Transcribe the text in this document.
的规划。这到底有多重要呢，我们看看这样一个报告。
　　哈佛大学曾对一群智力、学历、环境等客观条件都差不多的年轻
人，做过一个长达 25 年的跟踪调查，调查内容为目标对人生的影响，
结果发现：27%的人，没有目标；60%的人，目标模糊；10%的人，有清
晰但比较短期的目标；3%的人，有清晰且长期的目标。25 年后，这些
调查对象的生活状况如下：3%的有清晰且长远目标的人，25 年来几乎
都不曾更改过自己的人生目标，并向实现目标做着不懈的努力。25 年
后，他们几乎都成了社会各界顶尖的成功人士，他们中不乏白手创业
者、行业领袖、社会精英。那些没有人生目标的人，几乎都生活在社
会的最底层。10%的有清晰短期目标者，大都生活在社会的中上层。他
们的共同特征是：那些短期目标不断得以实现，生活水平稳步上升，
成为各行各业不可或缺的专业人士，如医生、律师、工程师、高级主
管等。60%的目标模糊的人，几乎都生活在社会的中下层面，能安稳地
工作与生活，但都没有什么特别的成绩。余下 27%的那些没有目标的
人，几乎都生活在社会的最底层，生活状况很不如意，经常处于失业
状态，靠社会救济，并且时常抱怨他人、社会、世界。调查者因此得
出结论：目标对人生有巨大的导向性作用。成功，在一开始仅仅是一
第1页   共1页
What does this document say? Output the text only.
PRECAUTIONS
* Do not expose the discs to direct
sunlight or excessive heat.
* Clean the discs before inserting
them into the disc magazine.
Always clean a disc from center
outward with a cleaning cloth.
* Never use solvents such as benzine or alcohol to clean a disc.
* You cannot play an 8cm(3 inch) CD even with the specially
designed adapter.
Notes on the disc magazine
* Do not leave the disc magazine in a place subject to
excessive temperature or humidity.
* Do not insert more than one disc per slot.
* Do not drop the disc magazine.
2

··········

TASK REQUIREMENTS: State, as a number only, how many lines in the entries include "with".

SOLUTION FOR THIS PROBLEM: 2